▶ _Stated task 1_: Restate word for word the part of the passage on T2m and WS10 PCFQ that opens with the words "The T2m PCFQ of applying" and closes with "and the regional model.".

▶ _Document text_:
****************

The T2m PCFQ of applying small domains (MAD of SVA/NN against CNTRL, ) is small over the ocean, but noticeable over land. However, it is less than for HIGHRES, even if the spatial patterns have similarities. The PCFQ increases towards the interior of Svalbard and is higher at elevated areas in Norway and Sweden, and lower in the more flat homogeneous terrain in Sweden/Finland. The spatial patterns for WS10 PCFQ () are very similar to T2m. For small domains one can argue that the PCFQ should decrease in the interior of the domains, because the air masses would have had more time to adjust towards the climatology of the regional model. However, here the fixed SST constrains the T2m and the difference in wind is not very large over the flat ocean between the driving model and the regional model.

The T2m PCFQ of upper-air assimilation (MAD of ATMASS against CNTRL, ), is more pronounced than the PCFQ for the small domains and EPS mean, but less pronounced than for HIGHRES. However, the spatial patterns show similarities with highest PCFQ over Svalbard and elevated areas in general. Out of all of the configuration choices tested, the upper-air assimilation is the one who has the largest T2m PCFQ over the ocean. This seems reasonable since ATMASS is the only experiment that has the potential to, in a direct way, substantially change the atmosphere over the ocean, while the higher elevated areas are closer to and more affected by the free atmosphere than lower elevations which (during certain weather regimes) have less exchange with the large-scale air flow. For WS10, a local maxima in PCFQ is also found over the mountains on the border between Norway and Sweden. However, the largest PCFQ is seen at the Norwegian coast and the southwest coast of Svalbard.

****************

▶ _Data rows_:
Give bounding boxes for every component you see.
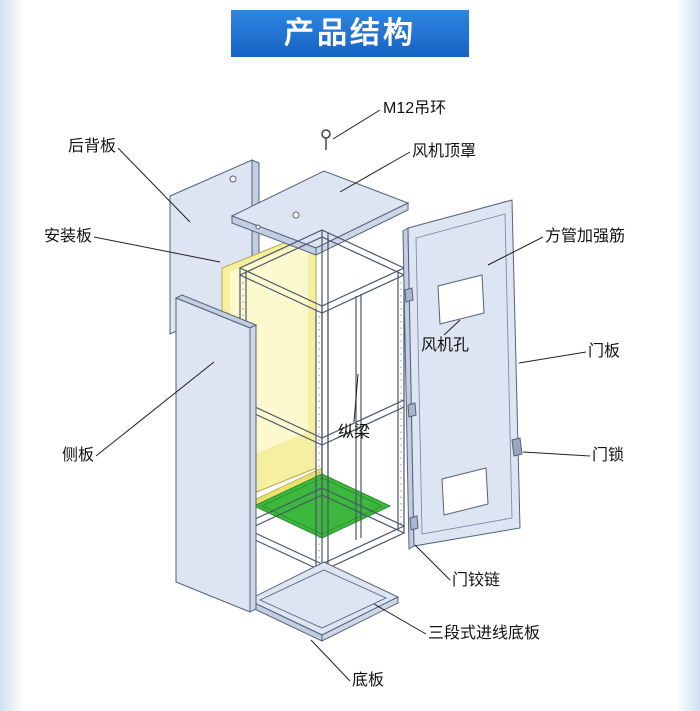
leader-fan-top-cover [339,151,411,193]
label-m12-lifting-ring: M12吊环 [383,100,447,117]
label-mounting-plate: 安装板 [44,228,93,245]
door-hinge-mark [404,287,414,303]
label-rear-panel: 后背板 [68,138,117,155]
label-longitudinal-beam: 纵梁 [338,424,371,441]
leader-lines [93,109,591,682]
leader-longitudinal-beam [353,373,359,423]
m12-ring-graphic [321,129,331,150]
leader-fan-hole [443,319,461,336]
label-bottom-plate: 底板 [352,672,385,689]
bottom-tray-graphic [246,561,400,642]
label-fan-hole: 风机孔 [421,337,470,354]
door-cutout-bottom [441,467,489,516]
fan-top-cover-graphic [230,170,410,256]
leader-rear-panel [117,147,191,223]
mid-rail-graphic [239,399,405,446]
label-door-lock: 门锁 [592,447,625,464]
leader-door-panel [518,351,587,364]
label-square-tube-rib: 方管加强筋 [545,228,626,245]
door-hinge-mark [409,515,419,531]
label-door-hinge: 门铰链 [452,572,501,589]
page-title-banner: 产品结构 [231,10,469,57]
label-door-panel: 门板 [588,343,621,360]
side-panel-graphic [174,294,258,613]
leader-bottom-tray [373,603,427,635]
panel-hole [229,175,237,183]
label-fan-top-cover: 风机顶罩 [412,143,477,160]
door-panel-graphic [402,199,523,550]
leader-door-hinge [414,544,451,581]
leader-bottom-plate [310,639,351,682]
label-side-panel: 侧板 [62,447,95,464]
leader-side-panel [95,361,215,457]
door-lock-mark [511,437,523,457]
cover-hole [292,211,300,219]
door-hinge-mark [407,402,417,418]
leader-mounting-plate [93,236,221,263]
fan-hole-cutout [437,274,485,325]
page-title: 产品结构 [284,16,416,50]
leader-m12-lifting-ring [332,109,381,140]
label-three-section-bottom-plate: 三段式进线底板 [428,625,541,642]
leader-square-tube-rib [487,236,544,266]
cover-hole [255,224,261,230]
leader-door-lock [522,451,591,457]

****************

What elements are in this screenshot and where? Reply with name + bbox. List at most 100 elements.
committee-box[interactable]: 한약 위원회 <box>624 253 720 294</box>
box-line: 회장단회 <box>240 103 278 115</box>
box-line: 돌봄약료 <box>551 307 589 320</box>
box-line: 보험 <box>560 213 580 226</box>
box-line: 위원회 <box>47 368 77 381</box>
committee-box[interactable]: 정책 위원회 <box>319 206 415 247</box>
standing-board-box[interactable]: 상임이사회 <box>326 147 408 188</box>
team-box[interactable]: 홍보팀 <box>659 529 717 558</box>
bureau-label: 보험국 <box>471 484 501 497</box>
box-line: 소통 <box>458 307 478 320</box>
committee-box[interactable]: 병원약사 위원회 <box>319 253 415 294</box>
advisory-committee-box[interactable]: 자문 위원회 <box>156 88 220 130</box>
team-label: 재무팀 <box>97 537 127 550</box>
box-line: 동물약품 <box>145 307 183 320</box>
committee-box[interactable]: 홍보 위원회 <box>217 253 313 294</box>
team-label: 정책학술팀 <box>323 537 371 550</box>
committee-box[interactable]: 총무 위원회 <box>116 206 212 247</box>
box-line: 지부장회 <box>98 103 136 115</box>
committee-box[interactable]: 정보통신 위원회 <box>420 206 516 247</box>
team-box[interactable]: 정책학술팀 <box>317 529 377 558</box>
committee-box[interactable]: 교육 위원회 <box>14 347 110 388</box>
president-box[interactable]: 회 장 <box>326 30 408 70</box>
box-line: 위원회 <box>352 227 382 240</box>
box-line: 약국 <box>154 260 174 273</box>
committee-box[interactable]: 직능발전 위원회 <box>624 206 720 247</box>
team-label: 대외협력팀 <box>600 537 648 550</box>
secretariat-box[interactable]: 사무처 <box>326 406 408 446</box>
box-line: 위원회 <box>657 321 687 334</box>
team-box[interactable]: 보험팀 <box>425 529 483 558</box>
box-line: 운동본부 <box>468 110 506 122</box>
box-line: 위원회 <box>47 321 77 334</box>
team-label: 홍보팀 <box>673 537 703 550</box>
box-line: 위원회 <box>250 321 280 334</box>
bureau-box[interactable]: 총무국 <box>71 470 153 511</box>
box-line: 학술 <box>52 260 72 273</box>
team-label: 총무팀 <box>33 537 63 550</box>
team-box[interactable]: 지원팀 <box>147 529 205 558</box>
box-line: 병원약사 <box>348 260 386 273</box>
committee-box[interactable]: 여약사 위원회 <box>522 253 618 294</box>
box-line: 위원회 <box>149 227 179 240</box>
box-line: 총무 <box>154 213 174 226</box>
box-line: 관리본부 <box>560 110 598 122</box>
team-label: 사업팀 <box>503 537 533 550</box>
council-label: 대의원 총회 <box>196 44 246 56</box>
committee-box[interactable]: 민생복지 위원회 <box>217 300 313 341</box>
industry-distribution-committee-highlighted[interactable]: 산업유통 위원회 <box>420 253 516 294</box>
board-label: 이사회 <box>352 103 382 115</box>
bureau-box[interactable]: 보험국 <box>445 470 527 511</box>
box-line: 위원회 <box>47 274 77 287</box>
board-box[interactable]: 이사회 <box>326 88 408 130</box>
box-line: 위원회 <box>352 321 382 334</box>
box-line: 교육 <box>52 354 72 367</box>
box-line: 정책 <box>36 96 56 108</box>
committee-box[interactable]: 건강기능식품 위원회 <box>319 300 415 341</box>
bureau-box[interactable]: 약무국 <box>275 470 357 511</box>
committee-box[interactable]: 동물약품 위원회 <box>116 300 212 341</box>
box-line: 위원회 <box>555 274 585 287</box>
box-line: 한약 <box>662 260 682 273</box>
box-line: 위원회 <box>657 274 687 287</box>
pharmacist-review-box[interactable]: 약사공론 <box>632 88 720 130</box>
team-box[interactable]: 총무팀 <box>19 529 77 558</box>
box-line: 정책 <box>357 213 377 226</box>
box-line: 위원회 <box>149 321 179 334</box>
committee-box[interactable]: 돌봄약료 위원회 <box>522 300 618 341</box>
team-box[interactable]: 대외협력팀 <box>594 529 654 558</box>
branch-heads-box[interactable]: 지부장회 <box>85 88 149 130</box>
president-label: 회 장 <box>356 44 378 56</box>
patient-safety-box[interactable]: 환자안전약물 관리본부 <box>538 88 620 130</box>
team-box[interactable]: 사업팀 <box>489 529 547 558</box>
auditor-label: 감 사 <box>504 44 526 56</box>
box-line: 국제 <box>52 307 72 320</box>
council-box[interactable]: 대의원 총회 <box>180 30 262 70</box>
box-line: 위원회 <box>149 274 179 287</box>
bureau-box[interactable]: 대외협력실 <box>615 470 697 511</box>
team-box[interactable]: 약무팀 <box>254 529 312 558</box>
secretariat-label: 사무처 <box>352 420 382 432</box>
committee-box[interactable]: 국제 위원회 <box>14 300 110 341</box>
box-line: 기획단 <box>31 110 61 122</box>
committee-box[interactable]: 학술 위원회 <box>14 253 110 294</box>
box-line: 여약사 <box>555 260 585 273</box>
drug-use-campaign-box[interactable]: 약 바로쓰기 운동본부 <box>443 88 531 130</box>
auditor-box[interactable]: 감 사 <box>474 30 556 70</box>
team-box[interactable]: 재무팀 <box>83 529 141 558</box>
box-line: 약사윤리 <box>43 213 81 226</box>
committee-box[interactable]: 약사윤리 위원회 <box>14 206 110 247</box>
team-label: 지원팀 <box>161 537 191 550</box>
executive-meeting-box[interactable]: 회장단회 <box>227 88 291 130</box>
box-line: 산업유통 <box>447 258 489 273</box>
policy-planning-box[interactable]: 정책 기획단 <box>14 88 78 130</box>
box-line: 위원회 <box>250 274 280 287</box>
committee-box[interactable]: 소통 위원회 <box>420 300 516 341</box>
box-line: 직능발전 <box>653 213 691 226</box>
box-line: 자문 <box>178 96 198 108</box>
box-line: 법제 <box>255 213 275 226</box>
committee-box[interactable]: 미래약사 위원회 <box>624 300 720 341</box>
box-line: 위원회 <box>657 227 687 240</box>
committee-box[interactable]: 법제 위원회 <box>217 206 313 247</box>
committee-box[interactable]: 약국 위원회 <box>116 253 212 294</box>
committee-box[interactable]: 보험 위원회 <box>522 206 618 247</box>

****************

▶ _Stated task 2_: Quote the part of the records that opens with the line containing "What elements are" and closes with the line containing "committee-box[interactable]: 정책 위원회", both lines included.

▶ _Complete answer 1_:
The T2m PCFQ of applying small domains (MAD of SVA/NN against CNTRL, ) is small over the ocean, but noticeable over land. However, it is less than for HIGHRES, even if the spatial patterns have similarities. The PCFQ increases towards the interior of Svalbard and is higher at elevated areas in Norway and Sweden, and lower in the more flat homogeneous terrain in Sweden/Finland. The spatial patterns for WS10 PCFQ () are very similar to T2m. For small domains one can argue that the PCFQ should decrease in the interior of the domains, because the air masses would have had more time to adjust towards the climatology of the regional model. However, here the fixed SST constrains the T2m and the difference in wind is not very large over the flat ocean between the driving model and the regional model.

▶ _Complete answer 2_:
What elements are in this screenshot and where? Reply with name + bbox. List at most 100 elements.
committee-box[interactable]: 한약 위원회 <box>624 253 720 294</box>
box-line: 회장단회 <box>240 103 278 115</box>
box-line: 돌봄약료 <box>551 307 589 320</box>
box-line: 보험 <box>560 213 580 226</box>
box-line: 위원회 <box>47 368 77 381</box>
committee-box[interactable]: 정책 위원회 <box>319 206 415 247</box>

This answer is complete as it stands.